STATED EXERCISE ->
Report, word for word, every line of the material that contains "menggunakan".

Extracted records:
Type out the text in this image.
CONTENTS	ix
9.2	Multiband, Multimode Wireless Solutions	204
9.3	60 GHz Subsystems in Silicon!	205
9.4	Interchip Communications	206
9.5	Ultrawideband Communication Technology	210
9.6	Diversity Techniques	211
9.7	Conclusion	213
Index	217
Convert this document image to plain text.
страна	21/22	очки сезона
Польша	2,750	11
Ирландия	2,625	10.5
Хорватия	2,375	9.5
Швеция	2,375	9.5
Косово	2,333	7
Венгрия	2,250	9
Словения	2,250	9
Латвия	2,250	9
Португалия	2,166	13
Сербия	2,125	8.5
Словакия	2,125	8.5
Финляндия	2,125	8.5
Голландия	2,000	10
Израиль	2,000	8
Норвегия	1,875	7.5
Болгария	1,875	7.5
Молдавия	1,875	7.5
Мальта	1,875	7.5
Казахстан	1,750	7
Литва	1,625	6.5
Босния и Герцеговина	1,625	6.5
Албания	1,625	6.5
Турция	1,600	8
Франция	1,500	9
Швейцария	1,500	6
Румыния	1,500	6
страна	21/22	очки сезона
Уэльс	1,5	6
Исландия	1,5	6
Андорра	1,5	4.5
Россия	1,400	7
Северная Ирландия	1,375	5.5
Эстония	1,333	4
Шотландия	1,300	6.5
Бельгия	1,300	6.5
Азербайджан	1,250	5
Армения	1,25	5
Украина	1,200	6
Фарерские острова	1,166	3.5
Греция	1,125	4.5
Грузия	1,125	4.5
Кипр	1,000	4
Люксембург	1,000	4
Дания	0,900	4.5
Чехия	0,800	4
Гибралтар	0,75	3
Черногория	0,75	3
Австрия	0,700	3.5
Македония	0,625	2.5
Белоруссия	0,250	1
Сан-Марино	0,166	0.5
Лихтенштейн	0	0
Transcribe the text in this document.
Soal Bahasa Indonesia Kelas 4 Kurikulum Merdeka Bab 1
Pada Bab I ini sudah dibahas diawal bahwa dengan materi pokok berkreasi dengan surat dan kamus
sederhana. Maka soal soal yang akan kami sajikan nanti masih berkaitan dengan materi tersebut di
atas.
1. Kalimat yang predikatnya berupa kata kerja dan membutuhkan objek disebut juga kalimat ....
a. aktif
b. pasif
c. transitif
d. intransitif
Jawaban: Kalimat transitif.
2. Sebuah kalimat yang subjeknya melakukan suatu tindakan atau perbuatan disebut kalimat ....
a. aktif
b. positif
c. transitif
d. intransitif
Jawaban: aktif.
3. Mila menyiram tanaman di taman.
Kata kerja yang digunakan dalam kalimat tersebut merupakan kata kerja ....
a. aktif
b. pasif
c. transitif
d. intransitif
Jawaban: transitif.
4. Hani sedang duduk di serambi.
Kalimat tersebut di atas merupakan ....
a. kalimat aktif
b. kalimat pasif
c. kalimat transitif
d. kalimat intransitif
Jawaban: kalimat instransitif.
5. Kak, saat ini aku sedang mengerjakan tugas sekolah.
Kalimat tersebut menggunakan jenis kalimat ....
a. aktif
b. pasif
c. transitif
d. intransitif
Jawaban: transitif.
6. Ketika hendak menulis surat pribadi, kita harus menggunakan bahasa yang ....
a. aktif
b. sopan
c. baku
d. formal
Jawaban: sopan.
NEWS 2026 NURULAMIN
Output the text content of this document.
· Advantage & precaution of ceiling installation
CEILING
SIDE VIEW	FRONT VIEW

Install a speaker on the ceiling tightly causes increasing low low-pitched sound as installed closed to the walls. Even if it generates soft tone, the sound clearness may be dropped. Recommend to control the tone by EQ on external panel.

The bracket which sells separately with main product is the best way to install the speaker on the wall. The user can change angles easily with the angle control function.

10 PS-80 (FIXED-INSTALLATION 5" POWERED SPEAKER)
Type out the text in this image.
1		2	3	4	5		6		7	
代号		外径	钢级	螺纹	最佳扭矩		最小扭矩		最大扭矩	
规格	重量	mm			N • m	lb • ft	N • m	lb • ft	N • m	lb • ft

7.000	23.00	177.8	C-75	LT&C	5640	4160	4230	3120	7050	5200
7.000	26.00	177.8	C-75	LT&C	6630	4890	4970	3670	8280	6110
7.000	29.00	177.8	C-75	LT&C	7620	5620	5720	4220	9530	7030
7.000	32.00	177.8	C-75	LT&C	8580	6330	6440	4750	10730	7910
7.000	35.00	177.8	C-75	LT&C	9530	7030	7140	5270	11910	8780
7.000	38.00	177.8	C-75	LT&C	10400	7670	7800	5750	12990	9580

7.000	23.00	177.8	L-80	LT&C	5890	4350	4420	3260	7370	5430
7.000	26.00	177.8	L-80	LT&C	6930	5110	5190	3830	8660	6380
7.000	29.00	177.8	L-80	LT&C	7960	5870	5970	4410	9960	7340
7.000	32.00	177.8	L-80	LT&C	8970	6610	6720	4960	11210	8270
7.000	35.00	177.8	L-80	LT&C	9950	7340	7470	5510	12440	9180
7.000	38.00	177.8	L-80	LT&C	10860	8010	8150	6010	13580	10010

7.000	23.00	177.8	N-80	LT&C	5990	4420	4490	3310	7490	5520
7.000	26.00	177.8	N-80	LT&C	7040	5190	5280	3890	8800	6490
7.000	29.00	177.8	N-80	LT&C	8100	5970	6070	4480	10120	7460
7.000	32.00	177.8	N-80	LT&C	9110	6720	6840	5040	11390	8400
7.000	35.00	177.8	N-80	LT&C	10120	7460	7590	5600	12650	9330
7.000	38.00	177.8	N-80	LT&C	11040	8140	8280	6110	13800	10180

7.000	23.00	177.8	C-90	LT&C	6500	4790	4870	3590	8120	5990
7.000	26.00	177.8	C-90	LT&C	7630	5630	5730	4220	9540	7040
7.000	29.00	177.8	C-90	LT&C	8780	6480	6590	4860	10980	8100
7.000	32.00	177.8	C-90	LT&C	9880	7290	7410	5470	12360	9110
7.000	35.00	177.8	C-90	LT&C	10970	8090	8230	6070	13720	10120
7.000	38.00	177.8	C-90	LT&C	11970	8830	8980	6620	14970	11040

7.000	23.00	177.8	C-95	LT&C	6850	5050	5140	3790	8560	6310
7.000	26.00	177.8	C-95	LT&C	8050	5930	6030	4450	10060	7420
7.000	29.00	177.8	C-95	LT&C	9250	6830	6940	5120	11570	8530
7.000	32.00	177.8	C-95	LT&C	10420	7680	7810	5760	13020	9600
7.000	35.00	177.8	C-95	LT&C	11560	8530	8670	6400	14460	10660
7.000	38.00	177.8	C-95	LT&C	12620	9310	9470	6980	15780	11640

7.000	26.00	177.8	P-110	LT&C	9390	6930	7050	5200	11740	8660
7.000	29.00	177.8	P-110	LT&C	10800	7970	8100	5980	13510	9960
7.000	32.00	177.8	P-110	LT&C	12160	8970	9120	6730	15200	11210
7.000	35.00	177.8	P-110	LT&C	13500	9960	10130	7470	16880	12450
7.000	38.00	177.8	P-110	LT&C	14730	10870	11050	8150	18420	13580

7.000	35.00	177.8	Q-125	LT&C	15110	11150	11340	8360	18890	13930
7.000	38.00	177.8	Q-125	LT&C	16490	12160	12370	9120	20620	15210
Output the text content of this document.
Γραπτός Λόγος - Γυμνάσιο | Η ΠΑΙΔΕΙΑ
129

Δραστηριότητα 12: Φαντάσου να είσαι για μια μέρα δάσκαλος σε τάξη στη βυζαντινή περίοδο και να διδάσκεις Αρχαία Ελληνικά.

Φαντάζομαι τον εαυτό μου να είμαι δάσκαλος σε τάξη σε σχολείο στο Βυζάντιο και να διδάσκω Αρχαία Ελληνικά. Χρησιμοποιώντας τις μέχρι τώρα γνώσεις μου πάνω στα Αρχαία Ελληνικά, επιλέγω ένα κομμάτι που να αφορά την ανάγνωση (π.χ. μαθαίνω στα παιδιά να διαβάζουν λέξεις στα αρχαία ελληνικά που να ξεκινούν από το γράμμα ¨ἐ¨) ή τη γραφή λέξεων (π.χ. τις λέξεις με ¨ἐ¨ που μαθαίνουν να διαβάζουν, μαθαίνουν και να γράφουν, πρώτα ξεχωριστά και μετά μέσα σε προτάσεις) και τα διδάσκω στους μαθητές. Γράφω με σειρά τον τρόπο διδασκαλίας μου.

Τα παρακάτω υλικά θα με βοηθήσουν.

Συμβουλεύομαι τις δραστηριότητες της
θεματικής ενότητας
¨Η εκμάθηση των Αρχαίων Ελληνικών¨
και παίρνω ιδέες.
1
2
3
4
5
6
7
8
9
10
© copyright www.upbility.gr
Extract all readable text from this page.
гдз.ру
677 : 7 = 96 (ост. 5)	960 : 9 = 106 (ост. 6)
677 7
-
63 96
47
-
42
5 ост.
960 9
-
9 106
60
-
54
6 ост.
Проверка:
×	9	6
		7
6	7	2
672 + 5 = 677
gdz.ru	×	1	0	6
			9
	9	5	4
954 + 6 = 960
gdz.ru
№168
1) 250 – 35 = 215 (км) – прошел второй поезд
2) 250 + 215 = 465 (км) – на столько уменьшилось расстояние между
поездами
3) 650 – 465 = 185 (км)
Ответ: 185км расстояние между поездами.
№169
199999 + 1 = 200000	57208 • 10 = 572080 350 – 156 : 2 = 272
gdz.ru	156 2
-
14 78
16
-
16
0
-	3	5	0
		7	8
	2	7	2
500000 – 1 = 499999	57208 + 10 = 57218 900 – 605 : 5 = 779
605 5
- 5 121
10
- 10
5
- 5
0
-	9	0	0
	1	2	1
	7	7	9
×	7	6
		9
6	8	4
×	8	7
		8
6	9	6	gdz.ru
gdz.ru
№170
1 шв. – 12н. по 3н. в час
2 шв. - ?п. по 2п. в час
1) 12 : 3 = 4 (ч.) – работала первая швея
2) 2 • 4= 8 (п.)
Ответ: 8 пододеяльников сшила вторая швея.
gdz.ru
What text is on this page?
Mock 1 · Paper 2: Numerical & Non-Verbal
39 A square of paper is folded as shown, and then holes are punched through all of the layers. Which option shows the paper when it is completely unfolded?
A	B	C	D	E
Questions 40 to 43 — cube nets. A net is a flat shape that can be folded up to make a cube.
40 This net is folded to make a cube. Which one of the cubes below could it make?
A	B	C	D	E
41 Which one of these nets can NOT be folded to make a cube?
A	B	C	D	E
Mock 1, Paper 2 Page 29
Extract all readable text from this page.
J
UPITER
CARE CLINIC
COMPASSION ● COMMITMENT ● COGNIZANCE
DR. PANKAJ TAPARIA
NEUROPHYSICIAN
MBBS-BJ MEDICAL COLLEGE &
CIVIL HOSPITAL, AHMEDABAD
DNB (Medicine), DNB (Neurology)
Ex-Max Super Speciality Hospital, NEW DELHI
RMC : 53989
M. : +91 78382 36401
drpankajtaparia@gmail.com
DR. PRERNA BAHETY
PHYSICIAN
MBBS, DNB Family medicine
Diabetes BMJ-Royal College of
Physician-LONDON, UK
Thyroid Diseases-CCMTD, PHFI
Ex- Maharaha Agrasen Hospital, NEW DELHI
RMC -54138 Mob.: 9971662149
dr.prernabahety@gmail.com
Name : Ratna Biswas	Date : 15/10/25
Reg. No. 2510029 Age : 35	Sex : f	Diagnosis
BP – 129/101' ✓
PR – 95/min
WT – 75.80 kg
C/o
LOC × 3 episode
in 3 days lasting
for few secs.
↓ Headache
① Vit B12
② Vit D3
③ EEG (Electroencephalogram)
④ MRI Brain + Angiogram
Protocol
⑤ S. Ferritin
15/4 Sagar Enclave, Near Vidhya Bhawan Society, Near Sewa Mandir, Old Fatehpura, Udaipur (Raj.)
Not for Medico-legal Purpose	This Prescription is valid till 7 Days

RESPONSE TO THIS EXERCISE ->
Kalimat tersebut menggunakan jenis kalimat ....
6. Ketika hendak menulis surat pribadi, kita harus menggunakan bahasa yang ....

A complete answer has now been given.